EXERCISE BRIEF
Word for word, give the material below again, minus any images.

RECORDS SUPPLIED
BEGIN
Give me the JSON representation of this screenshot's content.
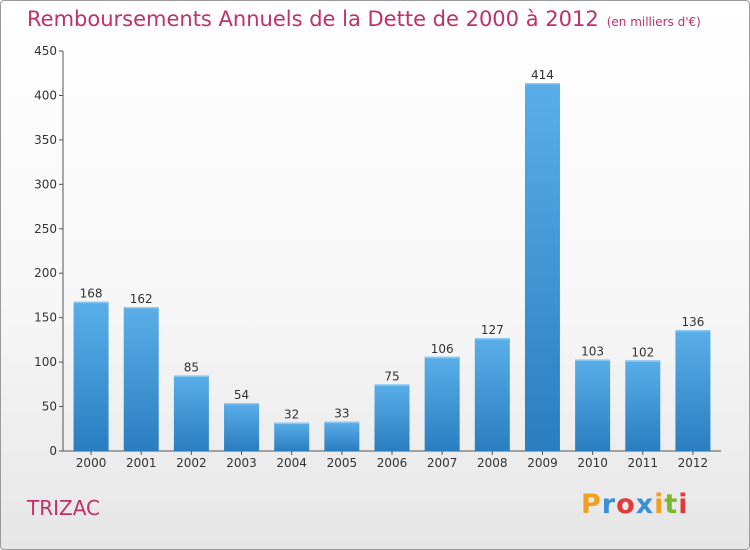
{
  "header": {
    "title": "Remboursements Annuels de la Dette de 2000 à 2012",
    "unit": "(en milliers d'€)"
  },
  "footer": {
    "commune": "TRIZAC"
  },
  "logo": {
    "text": "Proxiti",
    "colors": [
      "#f0a020",
      "#3a8fd8",
      "#e23a3a",
      "#3a8fd8",
      "#f0a020",
      "#7ab82e",
      "#e23a3a"
    ]
  },
  "chart_data": {
    "type": "bar",
    "categories": [
      "2000",
      "2001",
      "2002",
      "2003",
      "2004",
      "2005",
      "2006",
      "2007",
      "2008",
      "2009",
      "2010",
      "2011",
      "2012"
    ],
    "values": [
      168,
      162,
      85,
      54,
      32,
      33,
      75,
      106,
      127,
      414,
      103,
      102,
      136
    ],
    "ylim": [
      0,
      450
    ],
    "yticks": [
      0,
      50,
      100,
      150,
      200,
      250,
      300,
      350,
      400,
      450
    ],
    "grid": false,
    "bar_color_light": "#5aaee8",
    "bar_color_dark": "#2a7ec0"
  }
}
END
EXERCISE ANSWER
Give me the JSON representation of this screenshot's content.
{
  "header": {
    "title": "Remboursements Annuels de la Dette de 2000 à 2012",
    "unit": "(en milliers d'€)"
  },
  "footer": {
    "commune": "TRIZAC"
  },
  "logo": {
    "text": "Proxiti",
    "colors": [
      "#f0a020",
      "#3a8fd8",
      "#e23a3a",
      "#3a8fd8",
      "#f0a020",
      "#7ab82e",
      "#e23a3a"
    ]
  },
  "chart_data": {
    "type": "bar",
    "categories": [
      "2000",
      "2001",
      "2002",
      "2003",
      "2004",
      "2005",
      "2006",
      "2007",
      "2008",
      "2009",
      "2010",
      "2011",
      "2012"
    ],
    "values": [
      168,
      162,
      85,
      54,
      32,
      33,
      75,
      106,
      127,
      414,
      103,
      102,
      136
    ],
    "ylim": [
      0,
      450
    ],
    "yticks": [
      0,
      50,
      100,
      150,
      200,
      250,
      300,
      350,
      400,
      450
    ],
    "grid": false,
    "bar_color_light": "#5aaee8",
    "bar_color_dark": "#2a7ec0"
  }
}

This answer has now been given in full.